* **What you are asked to do**
Quote, verbatim, all material below, without pictures.

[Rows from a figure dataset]
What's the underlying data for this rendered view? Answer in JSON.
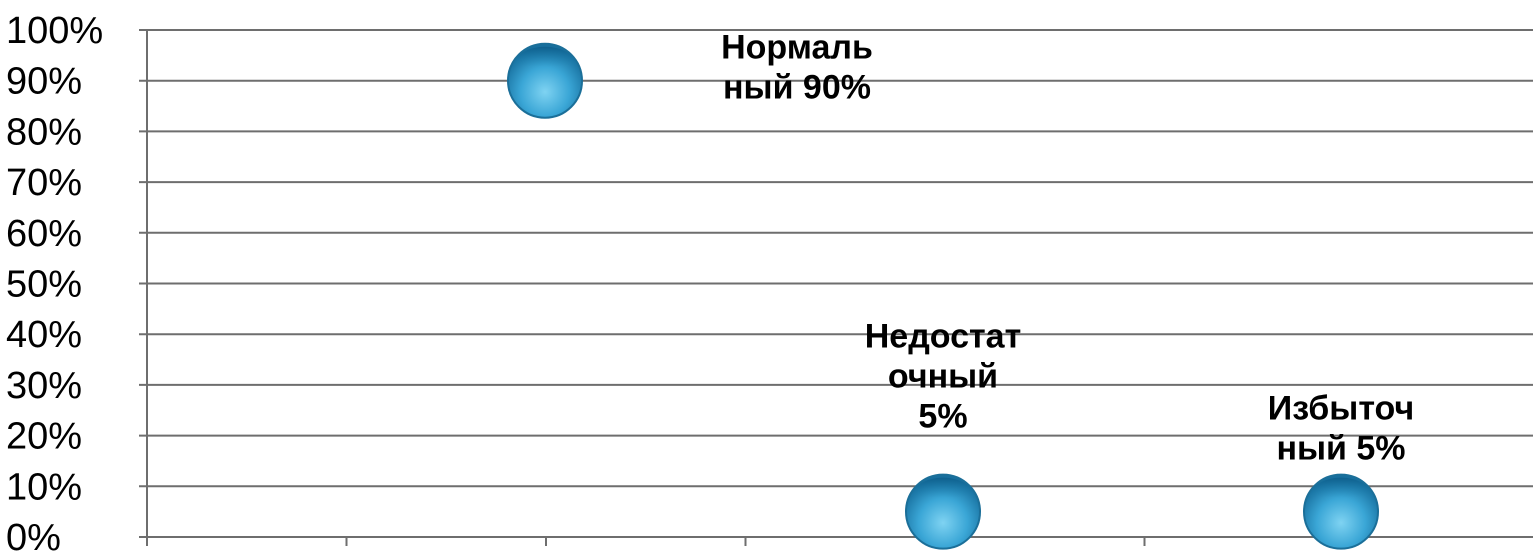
{
  "chart_data": {
    "type": "scatter",
    "title": "",
    "xlabel": "",
    "ylabel": "",
    "y_ticks": [
      "0%",
      "10%",
      "20%",
      "30%",
      "40%",
      "50%",
      "60%",
      "70%",
      "80%",
      "90%",
      "100%"
    ],
    "ylim": [
      0,
      100
    ],
    "xlim": [
      0,
      7
    ],
    "grid": true,
    "legend": "none",
    "marker_color": "#2b95c8",
    "points": [
      {
        "x": 2,
        "y": 90,
        "label_lines": [
          "Нормаль",
          "ный 90%"
        ]
      },
      {
        "x": 4,
        "y": 5,
        "label_lines": [
          "Недостат",
          "очный",
          "5%"
        ]
      },
      {
        "x": 6,
        "y": 5,
        "label_lines": [
          "Избыточ",
          "ный  5%"
        ]
      }
    ]
  }
}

* **Expected answer**
What's the underlying data for this rendered view? Answer in JSON.
{
  "chart_data": {
    "type": "scatter",
    "title": "",
    "xlabel": "",
    "ylabel": "",
    "y_ticks": [
      "0%",
      "10%",
      "20%",
      "30%",
      "40%",
      "50%",
      "60%",
      "70%",
      "80%",
      "90%",
      "100%"
    ],
    "ylim": [
      0,
      100
    ],
    "xlim": [
      0,
      7
    ],
    "grid": true,
    "legend": "none",
    "marker_color": "#2b95c8",
    "points": [
      {
        "x": 2,
        "y": 90,
        "label_lines": [
          "Нормаль",
          "ный 90%"
        ]
      },
      {
        "x": 4,
        "y": 5,
        "label_lines": [
          "Недостат",
          "очный",
          "5%"
        ]
      },
      {
        "x": 6,
        "y": 5,
        "label_lines": [
          "Избыточ",
          "ный  5%"
        ]
      }
    ]
  }
}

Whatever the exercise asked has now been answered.